[Dataset excerpt]

▼

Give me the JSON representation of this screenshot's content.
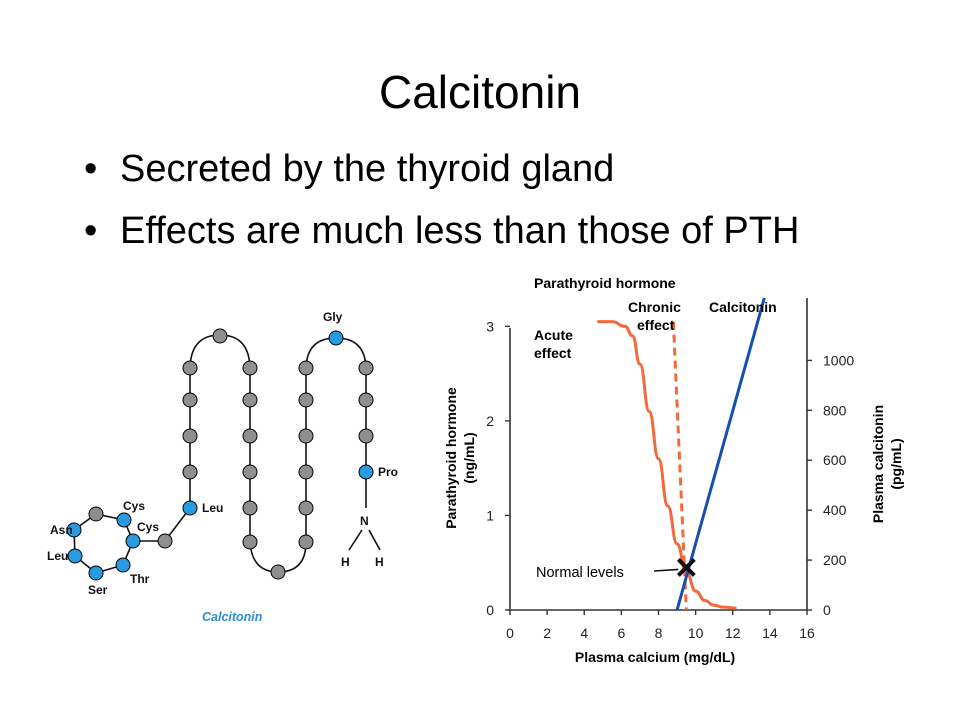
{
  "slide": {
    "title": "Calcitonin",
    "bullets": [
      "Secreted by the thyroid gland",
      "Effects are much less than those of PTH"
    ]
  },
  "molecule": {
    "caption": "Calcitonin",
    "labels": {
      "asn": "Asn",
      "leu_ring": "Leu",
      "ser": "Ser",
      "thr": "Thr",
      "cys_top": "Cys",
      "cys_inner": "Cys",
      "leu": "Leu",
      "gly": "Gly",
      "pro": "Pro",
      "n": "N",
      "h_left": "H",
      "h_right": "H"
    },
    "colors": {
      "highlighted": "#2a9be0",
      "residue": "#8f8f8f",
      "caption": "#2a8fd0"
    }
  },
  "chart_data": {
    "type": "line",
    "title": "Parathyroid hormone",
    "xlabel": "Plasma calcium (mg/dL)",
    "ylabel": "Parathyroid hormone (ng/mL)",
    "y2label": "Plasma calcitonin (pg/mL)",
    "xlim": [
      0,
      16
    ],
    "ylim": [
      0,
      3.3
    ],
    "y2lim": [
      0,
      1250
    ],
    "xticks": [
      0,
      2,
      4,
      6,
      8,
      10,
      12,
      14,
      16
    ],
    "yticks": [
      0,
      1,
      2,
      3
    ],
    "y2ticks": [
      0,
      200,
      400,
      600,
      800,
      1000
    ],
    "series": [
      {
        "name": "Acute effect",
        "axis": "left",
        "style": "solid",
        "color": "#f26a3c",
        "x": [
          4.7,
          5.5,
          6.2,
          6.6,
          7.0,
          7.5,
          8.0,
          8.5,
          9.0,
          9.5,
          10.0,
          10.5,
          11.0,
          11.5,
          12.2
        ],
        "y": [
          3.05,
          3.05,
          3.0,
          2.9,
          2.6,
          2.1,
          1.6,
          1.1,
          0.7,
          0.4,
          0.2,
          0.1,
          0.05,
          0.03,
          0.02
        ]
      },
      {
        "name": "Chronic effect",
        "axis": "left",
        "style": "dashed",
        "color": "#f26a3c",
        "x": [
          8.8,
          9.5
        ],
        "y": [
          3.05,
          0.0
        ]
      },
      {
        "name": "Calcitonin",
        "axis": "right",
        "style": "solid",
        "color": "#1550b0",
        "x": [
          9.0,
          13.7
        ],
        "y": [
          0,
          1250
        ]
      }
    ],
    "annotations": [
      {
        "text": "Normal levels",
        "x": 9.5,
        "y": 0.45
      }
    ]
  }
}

▲
▼

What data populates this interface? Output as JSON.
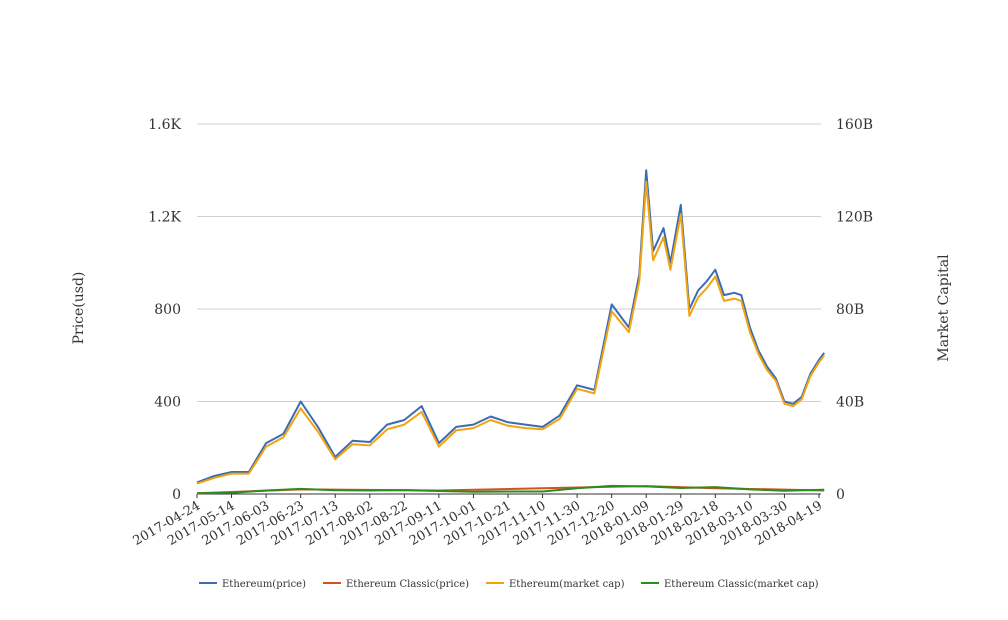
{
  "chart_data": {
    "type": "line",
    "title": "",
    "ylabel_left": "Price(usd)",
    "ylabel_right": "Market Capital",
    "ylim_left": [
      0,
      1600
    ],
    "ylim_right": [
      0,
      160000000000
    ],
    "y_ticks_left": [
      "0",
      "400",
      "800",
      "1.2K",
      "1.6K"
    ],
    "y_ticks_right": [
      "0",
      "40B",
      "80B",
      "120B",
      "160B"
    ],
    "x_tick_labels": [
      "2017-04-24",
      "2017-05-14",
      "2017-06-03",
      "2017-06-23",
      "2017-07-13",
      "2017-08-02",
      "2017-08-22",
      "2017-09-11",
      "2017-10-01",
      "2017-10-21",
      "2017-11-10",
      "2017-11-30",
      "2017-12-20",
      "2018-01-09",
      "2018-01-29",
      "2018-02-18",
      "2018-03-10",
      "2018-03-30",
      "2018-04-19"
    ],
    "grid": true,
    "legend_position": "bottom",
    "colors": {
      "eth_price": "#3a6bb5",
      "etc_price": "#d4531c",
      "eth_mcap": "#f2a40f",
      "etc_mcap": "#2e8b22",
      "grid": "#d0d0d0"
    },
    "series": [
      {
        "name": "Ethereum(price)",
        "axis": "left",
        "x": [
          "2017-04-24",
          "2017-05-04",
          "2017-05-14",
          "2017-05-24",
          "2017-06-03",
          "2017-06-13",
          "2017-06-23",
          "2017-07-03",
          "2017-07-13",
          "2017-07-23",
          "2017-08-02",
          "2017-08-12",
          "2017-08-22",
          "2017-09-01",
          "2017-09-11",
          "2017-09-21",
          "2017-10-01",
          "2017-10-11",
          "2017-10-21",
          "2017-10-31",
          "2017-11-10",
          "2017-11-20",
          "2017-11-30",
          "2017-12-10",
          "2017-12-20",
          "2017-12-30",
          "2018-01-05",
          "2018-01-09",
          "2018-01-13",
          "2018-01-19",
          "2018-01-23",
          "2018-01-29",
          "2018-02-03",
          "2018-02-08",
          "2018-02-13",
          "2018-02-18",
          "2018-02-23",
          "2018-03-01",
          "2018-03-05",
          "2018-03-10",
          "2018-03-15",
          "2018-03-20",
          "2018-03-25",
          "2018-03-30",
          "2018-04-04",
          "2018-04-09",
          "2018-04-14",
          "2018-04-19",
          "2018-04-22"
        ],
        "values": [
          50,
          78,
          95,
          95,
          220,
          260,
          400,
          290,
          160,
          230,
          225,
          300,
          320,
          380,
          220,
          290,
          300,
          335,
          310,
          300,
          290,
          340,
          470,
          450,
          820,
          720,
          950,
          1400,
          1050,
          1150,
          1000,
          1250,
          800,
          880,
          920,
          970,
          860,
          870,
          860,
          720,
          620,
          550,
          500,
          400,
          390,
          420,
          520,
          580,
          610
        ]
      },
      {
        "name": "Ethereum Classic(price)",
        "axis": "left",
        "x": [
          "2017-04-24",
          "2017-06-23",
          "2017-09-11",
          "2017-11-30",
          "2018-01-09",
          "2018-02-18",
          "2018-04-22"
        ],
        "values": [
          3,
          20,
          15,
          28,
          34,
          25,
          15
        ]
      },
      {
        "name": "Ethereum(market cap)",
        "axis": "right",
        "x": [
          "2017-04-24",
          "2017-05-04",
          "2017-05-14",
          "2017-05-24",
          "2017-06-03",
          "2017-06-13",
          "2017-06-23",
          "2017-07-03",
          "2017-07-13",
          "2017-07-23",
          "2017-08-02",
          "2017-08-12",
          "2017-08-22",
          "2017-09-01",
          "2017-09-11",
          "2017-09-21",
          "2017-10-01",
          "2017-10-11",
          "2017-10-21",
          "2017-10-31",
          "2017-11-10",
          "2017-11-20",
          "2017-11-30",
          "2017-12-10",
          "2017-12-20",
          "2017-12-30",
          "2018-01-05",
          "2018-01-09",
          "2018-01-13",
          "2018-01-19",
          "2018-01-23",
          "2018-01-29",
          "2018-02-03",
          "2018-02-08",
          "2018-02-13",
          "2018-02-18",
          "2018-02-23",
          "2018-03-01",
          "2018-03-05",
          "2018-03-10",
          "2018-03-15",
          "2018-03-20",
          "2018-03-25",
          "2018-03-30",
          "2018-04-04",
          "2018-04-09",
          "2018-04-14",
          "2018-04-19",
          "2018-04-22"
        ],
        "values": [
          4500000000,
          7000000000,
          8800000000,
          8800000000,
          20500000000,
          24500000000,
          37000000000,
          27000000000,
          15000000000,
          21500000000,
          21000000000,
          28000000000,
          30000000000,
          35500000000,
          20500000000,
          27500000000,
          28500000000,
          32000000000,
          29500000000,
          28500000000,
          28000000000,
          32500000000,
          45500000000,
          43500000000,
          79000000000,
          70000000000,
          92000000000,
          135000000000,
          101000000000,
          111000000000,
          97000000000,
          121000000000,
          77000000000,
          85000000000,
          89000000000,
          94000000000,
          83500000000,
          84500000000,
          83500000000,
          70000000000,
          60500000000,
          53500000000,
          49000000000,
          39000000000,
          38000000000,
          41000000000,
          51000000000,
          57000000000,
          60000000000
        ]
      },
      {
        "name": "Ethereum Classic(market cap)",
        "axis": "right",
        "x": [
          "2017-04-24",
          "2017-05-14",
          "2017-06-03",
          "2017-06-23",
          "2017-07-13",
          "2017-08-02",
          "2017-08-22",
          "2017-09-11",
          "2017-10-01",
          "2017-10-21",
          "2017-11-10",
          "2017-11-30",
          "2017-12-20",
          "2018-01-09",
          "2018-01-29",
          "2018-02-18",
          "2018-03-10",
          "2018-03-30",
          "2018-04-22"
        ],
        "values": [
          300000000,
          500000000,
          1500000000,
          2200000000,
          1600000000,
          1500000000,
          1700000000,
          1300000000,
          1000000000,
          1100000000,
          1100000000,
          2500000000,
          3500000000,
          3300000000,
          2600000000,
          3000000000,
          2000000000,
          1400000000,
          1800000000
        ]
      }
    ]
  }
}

▲

● GOAL OF THE EXERCISE:
Your answer should be a single number: the count of lines in the entries that contain the word "Classic".

● OUTPUT OF THE EXERCISE:
2